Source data
○ ○ ○ ○
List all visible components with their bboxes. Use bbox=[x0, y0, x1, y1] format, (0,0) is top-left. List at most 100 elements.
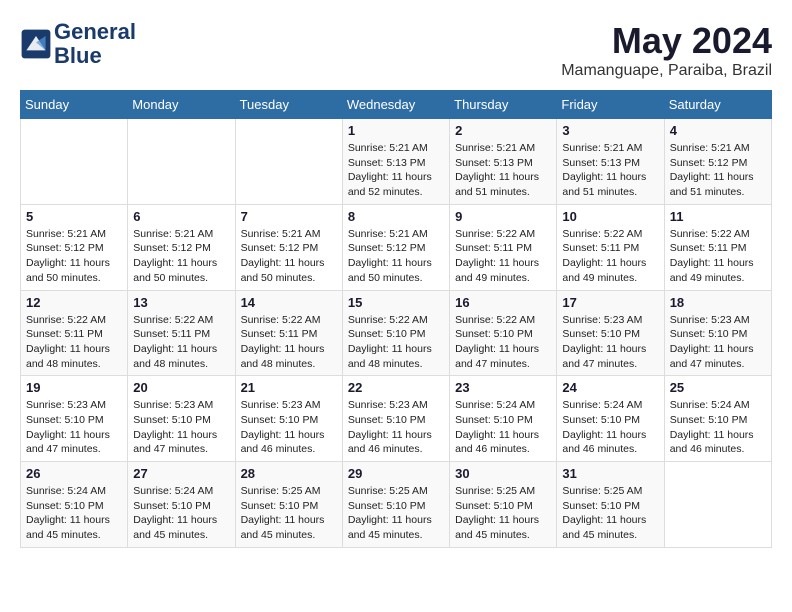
calendar-week-row: 26 Sunrise: 5:24 AMSunset: 5:10 PMDayligh… bbox=[21, 462, 772, 548]
calendar-header: SundayMondayTuesdayWednesdayThursdayFrid… bbox=[21, 91, 772, 119]
weekday-header-wednesday: Wednesday bbox=[342, 91, 449, 119]
day-number: 26 bbox=[26, 466, 122, 481]
day-info: Sunrise: 5:22 AMSunset: 5:11 PMDaylight:… bbox=[562, 227, 658, 286]
calendar-cell: 10 Sunrise: 5:22 AMSunset: 5:11 PMDayligh… bbox=[557, 204, 664, 290]
day-number: 17 bbox=[562, 295, 658, 310]
calendar-cell: 13Sunrise: 5:22 AMSunset: 5:11 PMDayligh… bbox=[128, 290, 235, 376]
weekday-header-row: SundayMondayTuesdayWednesdayThursdayFrid… bbox=[21, 91, 772, 119]
calendar-cell: 28 Sunrise: 5:25 AMSunset: 5:10 PMDayligh… bbox=[235, 462, 342, 548]
calendar-cell: 3Sunrise: 5:21 AMSunset: 5:13 PMDaylight… bbox=[557, 119, 664, 205]
calendar-week-row: 12Sunrise: 5:22 AMSunset: 5:11 PMDayligh… bbox=[21, 290, 772, 376]
calendar-cell: 30Sunrise: 5:25 AMSunset: 5:10 PMDayligh… bbox=[450, 462, 557, 548]
day-info: Sunrise: 5:24 AMSunset: 5:10 PMDaylight:… bbox=[26, 484, 122, 543]
day-number: 14 bbox=[241, 295, 337, 310]
month-title: May 2024 bbox=[561, 20, 772, 62]
calendar-cell bbox=[21, 119, 128, 205]
day-number: 6 bbox=[133, 209, 229, 224]
day-info: Sunrise: 5:22 AMSunset: 5:11 PMDaylight:… bbox=[241, 313, 337, 372]
day-number: 20 bbox=[133, 380, 229, 395]
calendar-cell: 26 Sunrise: 5:24 AMSunset: 5:10 PMDayligh… bbox=[21, 462, 128, 548]
day-number: 23 bbox=[455, 380, 551, 395]
calendar-cell: 2 Sunrise: 5:21 AMSunset: 5:13 PMDaylight… bbox=[450, 119, 557, 205]
weekday-header-thursday: Thursday bbox=[450, 91, 557, 119]
day-number: 19 bbox=[26, 380, 122, 395]
calendar-cell: 18 Sunrise: 5:23 AMSunset: 5:10 PMDayligh… bbox=[664, 290, 771, 376]
day-info: Sunrise: 5:24 AMSunset: 5:10 PMDaylight:… bbox=[133, 484, 229, 543]
calendar-cell: 15 Sunrise: 5:22 AMSunset: 5:10 PMDayligh… bbox=[342, 290, 449, 376]
day-number: 9 bbox=[455, 209, 551, 224]
day-number: 4 bbox=[670, 123, 766, 138]
weekday-header-monday: Monday bbox=[128, 91, 235, 119]
title-area: May 2024 Mamanguape, Paraiba, Brazil bbox=[561, 20, 772, 80]
logo: General Blue bbox=[20, 20, 136, 68]
day-number: 3 bbox=[562, 123, 658, 138]
calendar-cell bbox=[664, 462, 771, 548]
calendar-cell: 8 Sunrise: 5:21 AMSunset: 5:12 PMDaylight… bbox=[342, 204, 449, 290]
day-info: Sunrise: 5:22 AMSunset: 5:11 PMDaylight:… bbox=[26, 313, 122, 372]
day-info: Sunrise: 5:23 AMSunset: 5:10 PMDaylight:… bbox=[26, 398, 122, 457]
logo-icon bbox=[20, 28, 52, 60]
day-info: Sunrise: 5:25 AMSunset: 5:10 PMDaylight:… bbox=[241, 484, 337, 543]
calendar-cell bbox=[235, 119, 342, 205]
day-info: Sunrise: 5:24 AMSunset: 5:10 PMDaylight:… bbox=[455, 398, 551, 457]
day-number: 18 bbox=[670, 295, 766, 310]
day-info: Sunrise: 5:21 AMSunset: 5:12 PMDaylight:… bbox=[348, 227, 444, 286]
day-info: Sunrise: 5:22 AMSunset: 5:11 PMDaylight:… bbox=[455, 227, 551, 286]
calendar-cell: 17 Sunrise: 5:23 AMSunset: 5:10 PMDayligh… bbox=[557, 290, 664, 376]
day-info: Sunrise: 5:24 AMSunset: 5:10 PMDaylight:… bbox=[562, 398, 658, 457]
day-info: Sunrise: 5:24 AMSunset: 5:10 PMDaylight:… bbox=[670, 398, 766, 457]
day-number: 8 bbox=[348, 209, 444, 224]
day-info: Sunrise: 5:23 AMSunset: 5:10 PMDaylight:… bbox=[670, 313, 766, 372]
calendar-cell: 5 Sunrise: 5:21 AMSunset: 5:12 PMDaylight… bbox=[21, 204, 128, 290]
calendar-cell: 19 Sunrise: 5:23 AMSunset: 5:10 PMDayligh… bbox=[21, 376, 128, 462]
weekday-header-friday: Friday bbox=[557, 91, 664, 119]
calendar-cell: 31Sunrise: 5:25 AMSunset: 5:10 PMDayligh… bbox=[557, 462, 664, 548]
day-info: Sunrise: 5:25 AMSunset: 5:10 PMDaylight:… bbox=[455, 484, 551, 543]
day-number: 10 bbox=[562, 209, 658, 224]
day-info: Sunrise: 5:21 AMSunset: 5:12 PMDaylight:… bbox=[133, 227, 229, 286]
weekday-header-tuesday: Tuesday bbox=[235, 91, 342, 119]
calendar-cell: 22 Sunrise: 5:23 AMSunset: 5:10 PMDayligh… bbox=[342, 376, 449, 462]
day-number: 22 bbox=[348, 380, 444, 395]
calendar-cell: 21Sunrise: 5:23 AMSunset: 5:10 PMDayligh… bbox=[235, 376, 342, 462]
calendar-table: SundayMondayTuesdayWednesdayThursdayFrid… bbox=[20, 90, 772, 548]
day-number: 5 bbox=[26, 209, 122, 224]
calendar-week-row: 1 Sunrise: 5:21 AMSunset: 5:13 PMDaylight… bbox=[21, 119, 772, 205]
day-info: Sunrise: 5:25 AMSunset: 5:10 PMDaylight:… bbox=[562, 484, 658, 543]
day-info: Sunrise: 5:23 AMSunset: 5:10 PMDaylight:… bbox=[133, 398, 229, 457]
day-info: Sunrise: 5:21 AMSunset: 5:12 PMDaylight:… bbox=[26, 227, 122, 286]
day-number: 24 bbox=[562, 380, 658, 395]
day-info: Sunrise: 5:23 AMSunset: 5:10 PMDaylight:… bbox=[348, 398, 444, 457]
day-info: Sunrise: 5:25 AMSunset: 5:10 PMDaylight:… bbox=[348, 484, 444, 543]
location-subtitle: Mamanguape, Paraiba, Brazil bbox=[561, 62, 772, 80]
calendar-cell: 7 Sunrise: 5:21 AMSunset: 5:12 PMDaylight… bbox=[235, 204, 342, 290]
calendar-cell: 24 Sunrise: 5:24 AMSunset: 5:10 PMDayligh… bbox=[557, 376, 664, 462]
calendar-body: 1 Sunrise: 5:21 AMSunset: 5:13 PMDaylight… bbox=[21, 119, 772, 548]
calendar-cell: 6 Sunrise: 5:21 AMSunset: 5:12 PMDaylight… bbox=[128, 204, 235, 290]
day-number: 21 bbox=[241, 380, 337, 395]
day-number: 7 bbox=[241, 209, 337, 224]
logo-text: General Blue bbox=[54, 20, 136, 68]
calendar-cell: 29Sunrise: 5:25 AMSunset: 5:10 PMDayligh… bbox=[342, 462, 449, 548]
day-info: Sunrise: 5:22 AMSunset: 5:10 PMDaylight:… bbox=[348, 313, 444, 372]
day-info: Sunrise: 5:23 AMSunset: 5:10 PMDaylight:… bbox=[562, 313, 658, 372]
calendar-cell: 20 Sunrise: 5:23 AMSunset: 5:10 PMDayligh… bbox=[128, 376, 235, 462]
day-number: 25 bbox=[670, 380, 766, 395]
day-number: 15 bbox=[348, 295, 444, 310]
calendar-cell: 9 Sunrise: 5:22 AMSunset: 5:11 PMDaylight… bbox=[450, 204, 557, 290]
calendar-cell bbox=[128, 119, 235, 205]
day-info: Sunrise: 5:21 AMSunset: 5:12 PMDaylight:… bbox=[670, 141, 766, 200]
day-number: 28 bbox=[241, 466, 337, 481]
calendar-cell: 4 Sunrise: 5:21 AMSunset: 5:12 PMDaylight… bbox=[664, 119, 771, 205]
calendar-cell: 27 Sunrise: 5:24 AMSunset: 5:10 PMDayligh… bbox=[128, 462, 235, 548]
calendar-cell: 11Sunrise: 5:22 AMSunset: 5:11 PMDayligh… bbox=[664, 204, 771, 290]
calendar-cell: 14 Sunrise: 5:22 AMSunset: 5:11 PMDayligh… bbox=[235, 290, 342, 376]
page-header: General Blue May 2024 Mamanguape, Paraib… bbox=[20, 20, 772, 80]
day-number: 2 bbox=[455, 123, 551, 138]
calendar-week-row: 19 Sunrise: 5:23 AMSunset: 5:10 PMDayligh… bbox=[21, 376, 772, 462]
day-number: 1 bbox=[348, 123, 444, 138]
day-info: Sunrise: 5:21 AMSunset: 5:12 PMDaylight:… bbox=[241, 227, 337, 286]
calendar-cell: 12Sunrise: 5:22 AMSunset: 5:11 PMDayligh… bbox=[21, 290, 128, 376]
day-number: 27 bbox=[133, 466, 229, 481]
day-info: Sunrise: 5:21 AMSunset: 5:13 PMDaylight:… bbox=[455, 141, 551, 200]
○ ○ ○ ○
### GIVEN EXERCISE
Duplicate the lines of the data above, verbatim, from the line containing "calendar-week-row: 26 Sunrise: 5:24" through the line containing "calendar-cell: 28 Sunrise: 5:25", including both of those lines.

### RESPONSE
calendar-week-row: 26 Sunrise: 5:24 AMSunset: 5:10 PMDayligh… bbox=[21, 462, 772, 548]
calendar-header: SundayMondayTuesdayWednesdayThursdayFrid… bbox=[21, 91, 772, 119]
weekday-header-wednesday: Wednesday bbox=[342, 91, 449, 119]
day-number: 26 bbox=[26, 466, 122, 481]
day-info: Sunrise: 5:22 AMSunset: 5:11 PMDaylight:… bbox=[562, 227, 658, 286]
calendar-cell: 10 Sunrise: 5:22 AMSunset: 5:11 PMDayligh… bbox=[557, 204, 664, 290]
day-number: 17 bbox=[562, 295, 658, 310]
calendar-cell: 13Sunrise: 5:22 AMSunset: 5:11 PMDayligh… bbox=[128, 290, 235, 376]
weekday-header-row: SundayMondayTuesdayWednesdayThursdayFrid… bbox=[21, 91, 772, 119]
calendar-cell: 28 Sunrise: 5:25 AMSunset: 5:10 PMDayligh… bbox=[235, 462, 342, 548]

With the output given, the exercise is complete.